Structured figure records:
----------
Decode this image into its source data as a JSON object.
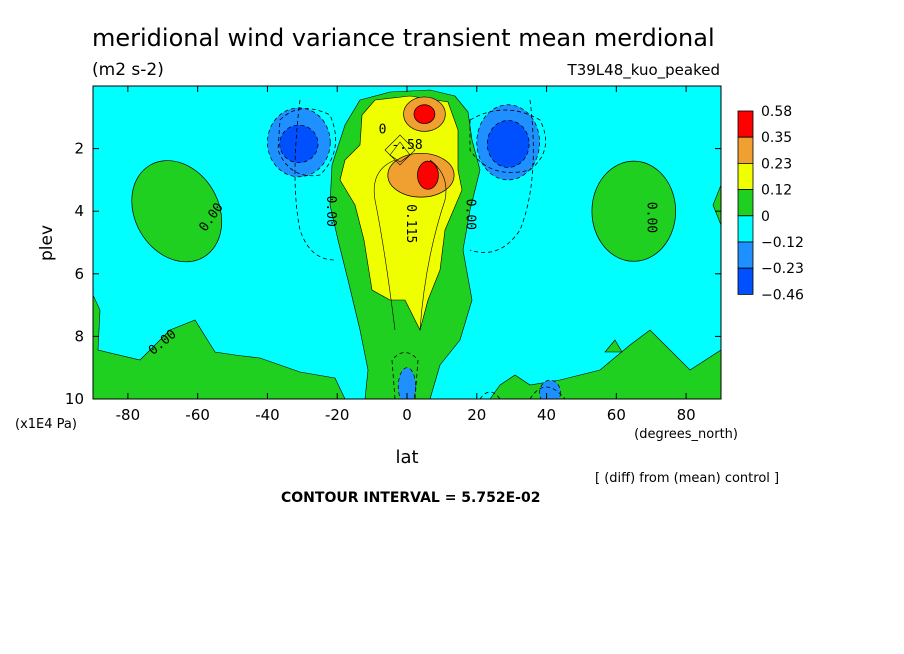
{
  "chart_data": {
    "type": "heatmap",
    "title": "meridional wind variance transient mean merdional",
    "units": "(m2 s-2)",
    "run_label": "T39L48_kuo_peaked",
    "xlabel": "lat",
    "x_units": "(degrees_north)",
    "ylabel": "plev",
    "y_units": "(x1E4 Pa)",
    "footnote": "[ (diff) from (mean) control ]",
    "contour_interval": "CONTOUR INTERVAL = 5.752E-02",
    "xlim": [
      -90,
      90
    ],
    "ylim": [
      10,
      0
    ],
    "x_ticks": [
      -80,
      -60,
      -40,
      -20,
      0,
      20,
      40,
      60,
      80
    ],
    "x_tick_labels": [
      "-80",
      "-60",
      "-40",
      "-20",
      "0",
      "20",
      "40",
      "60",
      "80"
    ],
    "y_ticks": [
      2,
      4,
      6,
      8,
      10
    ],
    "y_tick_labels": [
      "2",
      "4",
      "6",
      "8",
      "10"
    ],
    "colorbar": {
      "labels": [
        "0.58",
        "0.35",
        "0.23",
        "0.12",
        "0",
        "−0.12",
        "−0.23",
        "−0.46"
      ],
      "colors": [
        "#ff0000",
        "#f0a030",
        "#f0ff00",
        "#20d020",
        "#00ffff",
        "#1e90ff",
        "#0050ff"
      ]
    },
    "contour_labels": [
      {
        "text": "0.00",
        "lat": -56,
        "plev": 4.2,
        "angle": -55
      },
      {
        "text": "0.00",
        "lat": -22,
        "plev": 4.0,
        "angle": 90
      },
      {
        "text": "0.115",
        "lat": 1,
        "plev": 4.4,
        "angle": 90
      },
      {
        "text": "0.00",
        "lat": 18,
        "plev": 4.1,
        "angle": 90
      },
      {
        "text": "0.00",
        "lat": 70,
        "plev": 4.2,
        "angle": 90
      },
      {
        "text": "0.00",
        "lat": -70,
        "plev": 8.2,
        "angle": -40
      },
      {
        "text": "-.58",
        "lat": 0,
        "plev": 1.9,
        "angle": 0
      },
      {
        "text": "0",
        "lat": -7,
        "plev": 1.4,
        "angle": 0
      }
    ],
    "features": [
      {
        "level": 0.0,
        "lat": -66,
        "plev": 4.0,
        "rx": 12,
        "ry": 1.7,
        "rot": -30
      },
      {
        "level": 0.0,
        "lat": 65,
        "plev": 4.0,
        "rx": 12,
        "ry": 1.6,
        "rot": 0
      },
      {
        "level": -0.12,
        "lat": -31,
        "plev": 1.8,
        "rx": 9,
        "ry": 1.1,
        "rot": 0
      },
      {
        "level": -0.23,
        "lat": -31,
        "plev": 1.85,
        "rx": 5.5,
        "ry": 0.6,
        "rot": 0
      },
      {
        "level": -0.12,
        "lat": 29,
        "plev": 1.8,
        "rx": 9,
        "ry": 1.2,
        "rot": 0
      },
      {
        "level": -0.23,
        "lat": 29,
        "plev": 1.85,
        "rx": 6,
        "ry": 0.75,
        "rot": 0
      },
      {
        "level": 0.23,
        "lat": 5,
        "plev": 0.9,
        "rx": 6,
        "ry": 0.55,
        "rot": 0
      },
      {
        "level": 0.35,
        "lat": 5,
        "plev": 0.9,
        "rx": 3,
        "ry": 0.3,
        "rot": 0
      },
      {
        "level": 0.23,
        "lat": 4,
        "plev": 2.85,
        "rx": 9.5,
        "ry": 0.7,
        "rot": 0
      },
      {
        "level": 0.35,
        "lat": 6,
        "plev": 2.85,
        "rx": 3,
        "ry": 0.45,
        "rot": 0
      },
      {
        "level": -0.12,
        "lat": 0,
        "plev": 9.6,
        "rx": 2.5,
        "ry": 0.6,
        "rot": 0
      },
      {
        "level": -0.12,
        "lat": 41,
        "plev": 9.8,
        "rx": 3,
        "ry": 0.4,
        "rot": 0
      }
    ]
  }
}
----------
Word for word, quote the full listing, omitting every picture.

## Completed task
Decode this image into its source data as a JSON object.
{
  "chart_data": {
    "type": "heatmap",
    "title": "meridional wind variance transient mean merdional",
    "units": "(m2 s-2)",
    "run_label": "T39L48_kuo_peaked",
    "xlabel": "lat",
    "x_units": "(degrees_north)",
    "ylabel": "plev",
    "y_units": "(x1E4 Pa)",
    "footnote": "[ (diff) from (mean) control ]",
    "contour_interval": "CONTOUR INTERVAL = 5.752E-02",
    "xlim": [
      -90,
      90
    ],
    "ylim": [
      10,
      0
    ],
    "x_ticks": [
      -80,
      -60,
      -40,
      -20,
      0,
      20,
      40,
      60,
      80
    ],
    "x_tick_labels": [
      "-80",
      "-60",
      "-40",
      "-20",
      "0",
      "20",
      "40",
      "60",
      "80"
    ],
    "y_ticks": [
      2,
      4,
      6,
      8,
      10
    ],
    "y_tick_labels": [
      "2",
      "4",
      "6",
      "8",
      "10"
    ],
    "colorbar": {
      "labels": [
        "0.58",
        "0.35",
        "0.23",
        "0.12",
        "0",
        "−0.12",
        "−0.23",
        "−0.46"
      ],
      "colors": [
        "#ff0000",
        "#f0a030",
        "#f0ff00",
        "#20d020",
        "#00ffff",
        "#1e90ff",
        "#0050ff"
      ]
    },
    "contour_labels": [
      {
        "text": "0.00",
        "lat": -56,
        "plev": 4.2,
        "angle": -55
      },
      {
        "text": "0.00",
        "lat": -22,
        "plev": 4.0,
        "angle": 90
      },
      {
        "text": "0.115",
        "lat": 1,
        "plev": 4.4,
        "angle": 90
      },
      {
        "text": "0.00",
        "lat": 18,
        "plev": 4.1,
        "angle": 90
      },
      {
        "text": "0.00",
        "lat": 70,
        "plev": 4.2,
        "angle": 90
      },
      {
        "text": "0.00",
        "lat": -70,
        "plev": 8.2,
        "angle": -40
      },
      {
        "text": "-.58",
        "lat": 0,
        "plev": 1.9,
        "angle": 0
      },
      {
        "text": "0",
        "lat": -7,
        "plev": 1.4,
        "angle": 0
      }
    ],
    "features": [
      {
        "level": 0.0,
        "lat": -66,
        "plev": 4.0,
        "rx": 12,
        "ry": 1.7,
        "rot": -30
      },
      {
        "level": 0.0,
        "lat": 65,
        "plev": 4.0,
        "rx": 12,
        "ry": 1.6,
        "rot": 0
      },
      {
        "level": -0.12,
        "lat": -31,
        "plev": 1.8,
        "rx": 9,
        "ry": 1.1,
        "rot": 0
      },
      {
        "level": -0.23,
        "lat": -31,
        "plev": 1.85,
        "rx": 5.5,
        "ry": 0.6,
        "rot": 0
      },
      {
        "level": -0.12,
        "lat": 29,
        "plev": 1.8,
        "rx": 9,
        "ry": 1.2,
        "rot": 0
      },
      {
        "level": -0.23,
        "lat": 29,
        "plev": 1.85,
        "rx": 6,
        "ry": 0.75,
        "rot": 0
      },
      {
        "level": 0.23,
        "lat": 5,
        "plev": 0.9,
        "rx": 6,
        "ry": 0.55,
        "rot": 0
      },
      {
        "level": 0.35,
        "lat": 5,
        "plev": 0.9,
        "rx": 3,
        "ry": 0.3,
        "rot": 0
      },
      {
        "level": 0.23,
        "lat": 4,
        "plev": 2.85,
        "rx": 9.5,
        "ry": 0.7,
        "rot": 0
      },
      {
        "level": 0.35,
        "lat": 6,
        "plev": 2.85,
        "rx": 3,
        "ry": 0.45,
        "rot": 0
      },
      {
        "level": -0.12,
        "lat": 0,
        "plev": 9.6,
        "rx": 2.5,
        "ry": 0.6,
        "rot": 0
      },
      {
        "level": -0.12,
        "lat": 41,
        "plev": 9.8,
        "rx": 3,
        "ry": 0.4,
        "rot": 0
      }
    ]
  }
}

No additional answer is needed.